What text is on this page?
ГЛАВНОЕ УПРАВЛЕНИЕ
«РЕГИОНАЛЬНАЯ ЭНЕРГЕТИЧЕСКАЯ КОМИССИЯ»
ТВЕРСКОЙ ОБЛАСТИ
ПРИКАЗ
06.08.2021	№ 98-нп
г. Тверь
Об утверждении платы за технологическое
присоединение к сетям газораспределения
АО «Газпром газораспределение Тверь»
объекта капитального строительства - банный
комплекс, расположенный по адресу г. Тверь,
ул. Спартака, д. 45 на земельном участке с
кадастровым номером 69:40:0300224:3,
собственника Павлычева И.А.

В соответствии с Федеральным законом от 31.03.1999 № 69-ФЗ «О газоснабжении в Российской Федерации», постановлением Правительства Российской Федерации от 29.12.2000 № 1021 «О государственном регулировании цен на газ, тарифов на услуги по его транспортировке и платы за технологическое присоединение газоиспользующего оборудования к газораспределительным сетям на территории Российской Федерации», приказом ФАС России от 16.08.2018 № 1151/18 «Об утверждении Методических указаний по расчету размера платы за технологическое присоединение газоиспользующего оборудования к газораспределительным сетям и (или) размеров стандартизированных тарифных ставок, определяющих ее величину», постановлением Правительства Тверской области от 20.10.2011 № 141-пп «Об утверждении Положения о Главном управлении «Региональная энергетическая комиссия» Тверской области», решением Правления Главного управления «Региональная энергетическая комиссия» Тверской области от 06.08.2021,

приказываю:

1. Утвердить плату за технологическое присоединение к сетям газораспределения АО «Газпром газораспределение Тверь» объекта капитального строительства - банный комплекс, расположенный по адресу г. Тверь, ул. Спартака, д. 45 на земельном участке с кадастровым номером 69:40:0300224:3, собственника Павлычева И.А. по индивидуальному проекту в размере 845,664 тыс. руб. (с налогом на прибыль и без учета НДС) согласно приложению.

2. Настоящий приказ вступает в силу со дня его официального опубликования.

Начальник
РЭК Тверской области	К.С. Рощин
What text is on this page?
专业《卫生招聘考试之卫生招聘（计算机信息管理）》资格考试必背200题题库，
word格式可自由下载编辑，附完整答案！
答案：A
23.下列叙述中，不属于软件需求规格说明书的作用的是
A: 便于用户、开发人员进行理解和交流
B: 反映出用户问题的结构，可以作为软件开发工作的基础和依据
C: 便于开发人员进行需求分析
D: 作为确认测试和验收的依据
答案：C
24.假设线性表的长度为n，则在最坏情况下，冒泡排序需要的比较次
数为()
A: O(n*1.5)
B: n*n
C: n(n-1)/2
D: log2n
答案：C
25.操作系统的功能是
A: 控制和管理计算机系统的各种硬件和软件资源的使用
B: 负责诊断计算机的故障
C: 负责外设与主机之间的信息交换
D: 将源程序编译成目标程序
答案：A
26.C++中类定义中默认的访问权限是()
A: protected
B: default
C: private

•••

Give all the records again. Match them exactly.

* _Expected answer_
What text is on this page?
ГЛАВНОЕ УПРАВЛЕНИЕ
«РЕГИОНАЛЬНАЯ ЭНЕРГЕТИЧЕСКАЯ КОМИССИЯ»
ТВЕРСКОЙ ОБЛАСТИ
ПРИКАЗ
06.08.2021	№ 98-нп
г. Тверь
Об утверждении платы за технологическое
присоединение к сетям газораспределения
АО «Газпром газораспределение Тверь»
объекта капитального строительства - банный
комплекс, расположенный по адресу г. Тверь,
ул. Спартака, д. 45 на земельном участке с
кадастровым номером 69:40:0300224:3,
собственника Павлычева И.А.

В соответствии с Федеральным законом от 31.03.1999 № 69-ФЗ «О газоснабжении в Российской Федерации», постановлением Правительства Российской Федерации от 29.12.2000 № 1021 «О государственном регулировании цен на газ, тарифов на услуги по его транспортировке и платы за технологическое присоединение газоиспользующего оборудования к газораспределительным сетям на территории Российской Федерации», приказом ФАС России от 16.08.2018 № 1151/18 «Об утверждении Методических указаний по расчету размера платы за технологическое присоединение газоиспользующего оборудования к газораспределительным сетям и (или) размеров стандартизированных тарифных ставок, определяющих ее величину», постановлением Правительства Тверской области от 20.10.2011 № 141-пп «Об утверждении Положения о Главном управлении «Региональная энергетическая комиссия» Тверской области», решением Правления Главного управления «Региональная энергетическая комиссия» Тверской области от 06.08.2021,

приказываю:

1. Утвердить плату за технологическое присоединение к сетям газораспределения АО «Газпром газораспределение Тверь» объекта капитального строительства - банный комплекс, расположенный по адресу г. Тверь, ул. Спартака, д. 45 на земельном участке с кадастровым номером 69:40:0300224:3, собственника Павлычева И.А. по индивидуальному проекту в размере 845,664 тыс. руб. (с налогом на прибыль и без учета НДС) согласно приложению.

2. Настоящий приказ вступает в силу со дня его официального опубликования.

Начальник
РЭК Тверской области	К.С. Рощин
What text is on this page?
专业《卫生招聘考试之卫生招聘（计算机信息管理）》资格考试必背200题题库，
word格式可自由下载编辑，附完整答案！
答案：A
23.下列叙述中，不属于软件需求规格说明书的作用的是
A: 便于用户、开发人员进行理解和交流
B: 反映出用户问题的结构，可以作为软件开发工作的基础和依据
C: 便于开发人员进行需求分析
D: 作为确认测试和验收的依据
答案：C
24.假设线性表的长度为n，则在最坏情况下，冒泡排序需要的比较次
数为()
A: O(n*1.5)
B: n*n
C: n(n-1)/2
D: log2n
答案：C
25.操作系统的功能是
A: 控制和管理计算机系统的各种硬件和软件资源的使用
B: 负责诊断计算机的故障
C: 负责外设与主机之间的信息交换
D: 将源程序编译成目标程序
答案：A
26.C++中类定义中默认的访问权限是()
A: protected
B: default
C: private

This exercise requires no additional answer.